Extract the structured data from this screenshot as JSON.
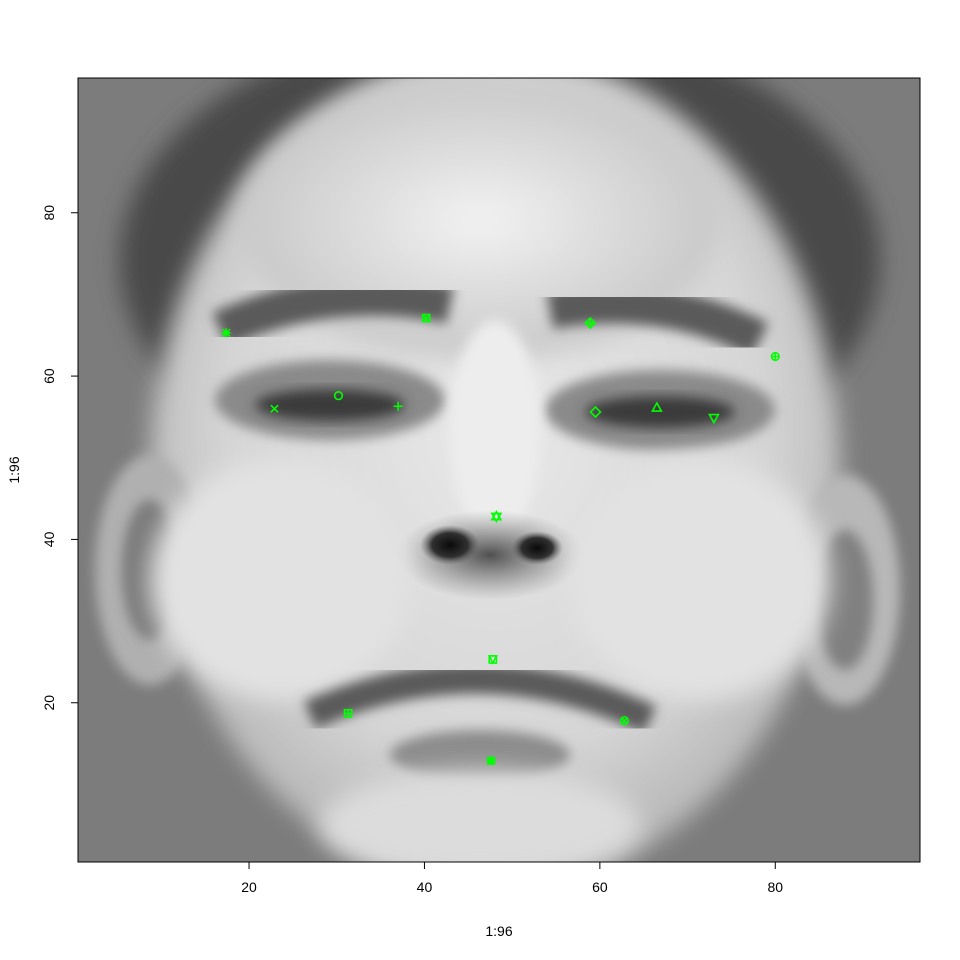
{
  "chart_data": {
    "type": "scatter",
    "background": "grayscale face image (96x96 pixels)",
    "xlabel": "1:96",
    "ylabel": "1:96",
    "xlim": [
      0.5,
      96.5
    ],
    "ylim": [
      0.5,
      96.5
    ],
    "x_ticks": [
      20,
      40,
      60,
      80
    ],
    "y_ticks": [
      20,
      40,
      60,
      80
    ],
    "grid": false,
    "marker_color": "#00ff00",
    "points": [
      {
        "name": "left_eye_center",
        "marker": "circle",
        "x": 30.2,
        "y": 57.6
      },
      {
        "name": "right_eye_center",
        "marker": "triangle",
        "x": 66.5,
        "y": 56.1
      },
      {
        "name": "left_eye_inner_corner",
        "marker": "plus",
        "x": 37.0,
        "y": 56.3
      },
      {
        "name": "left_eye_outer_corner",
        "marker": "cross",
        "x": 22.9,
        "y": 56.0
      },
      {
        "name": "right_eye_inner_corner",
        "marker": "diamond",
        "x": 59.5,
        "y": 55.6
      },
      {
        "name": "right_eye_outer_corner",
        "marker": "triangle-down",
        "x": 73.0,
        "y": 54.9
      },
      {
        "name": "left_eyebrow_inner_end",
        "marker": "square-cross",
        "x": 40.2,
        "y": 67.1
      },
      {
        "name": "left_eyebrow_outer_end",
        "marker": "asterisk",
        "x": 17.4,
        "y": 65.3
      },
      {
        "name": "right_eyebrow_inner_end",
        "marker": "diamond-plus",
        "x": 58.9,
        "y": 66.5
      },
      {
        "name": "right_eyebrow_outer_end",
        "marker": "circle-plus",
        "x": 80.0,
        "y": 62.4
      },
      {
        "name": "nose_tip",
        "marker": "triangle-updown",
        "x": 48.2,
        "y": 42.8
      },
      {
        "name": "mouth_left_corner",
        "marker": "square-plus",
        "x": 31.3,
        "y": 18.7
      },
      {
        "name": "mouth_right_corner",
        "marker": "circle-cross",
        "x": 62.8,
        "y": 17.8
      },
      {
        "name": "mouth_center_top_lip",
        "marker": "square-triangle",
        "x": 47.8,
        "y": 25.3
      },
      {
        "name": "mouth_center_bottom_lip",
        "marker": "filled-square",
        "x": 47.6,
        "y": 12.9
      }
    ]
  }
}
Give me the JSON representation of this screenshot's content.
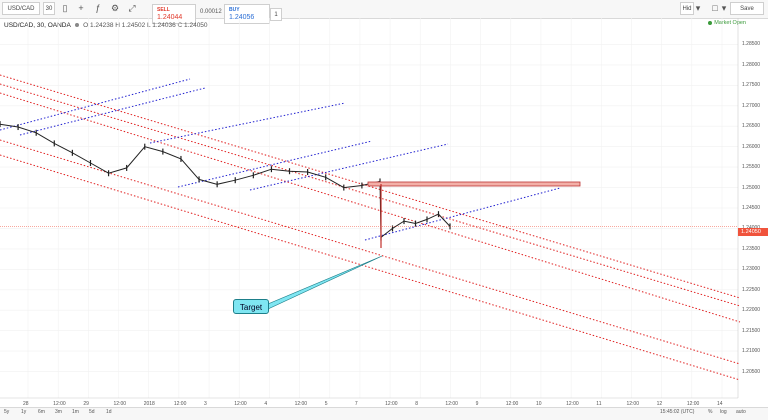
{
  "toolbar": {
    "symbol": "USD/CAD",
    "interval": "30",
    "save_label": "Save",
    "hide_label": "Hid",
    "colors": {
      "bg": "#f7f7f7",
      "border": "#d9d9d9"
    }
  },
  "legend": {
    "title": "USD/CAD, 30, OANDA",
    "ohlc": "O 1.24238 H 1.24502 L 1.24036 C 1.24050"
  },
  "trade": {
    "sell_label": "SELL",
    "sell_price": "1.24044",
    "spread": "0.00012",
    "buy_label": "BUY",
    "buy_price": "1.24056",
    "qty": "1",
    "colors": {
      "sell": "#e0392b",
      "buy": "#2b6fd6"
    }
  },
  "market_status": "Market Open",
  "price_tag": "1.24050",
  "annotation": "Target",
  "chart_data": {
    "type": "line",
    "title": "USD/CAD, 30, OANDA",
    "xlabel": "",
    "ylabel": "",
    "ylim": [
      1.2,
      1.29
    ],
    "y_ticks": [
      "1.28500",
      "1.28000",
      "1.27500",
      "1.27000",
      "1.26500",
      "1.26000",
      "1.25500",
      "1.25000",
      "1.24500",
      "1.24000",
      "1.23500",
      "1.23000",
      "1.22500",
      "1.22000",
      "1.21500",
      "1.21000",
      "1.20500"
    ],
    "x_ticks": [
      "28",
      "12:00",
      "29",
      "12:00",
      "2018",
      "12:00",
      "3",
      "12:00",
      "4",
      "12:00",
      "5",
      "7",
      "12:00",
      "8",
      "12:00",
      "9",
      "12:00",
      "10",
      "12:00",
      "11",
      "12:00",
      "12",
      "12:00",
      "14"
    ],
    "series": [
      {
        "values": [
          1.2655,
          1.2648,
          1.2634,
          1.2608,
          1.2585,
          1.256,
          1.2535,
          1.2548,
          1.26,
          1.2588,
          1.257,
          1.252,
          1.2508,
          1.2518,
          1.253,
          1.2545,
          1.254,
          1.2538,
          1.2525,
          1.25,
          1.2505,
          1.2515,
          1.2378,
          1.24,
          1.2418,
          1.2412,
          1.2422,
          1.2435,
          1.2405
        ]
      }
    ],
    "current_price": 1.2405,
    "grid": true
  },
  "bottombar": {
    "ranges": [
      "5y",
      "1y",
      "6m",
      "3m",
      "1m",
      "5d",
      "1d"
    ],
    "time": "15:45:02 (UTC)",
    "pct": "%",
    "log": "log",
    "auto": "auto"
  }
}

Instructions to follow: Search the material above for "JSON". Pull out each line where it shows up.

Output:
Extract the structured data from this screenshot as JSON.
Give me the JSON representation of this screenshot's content.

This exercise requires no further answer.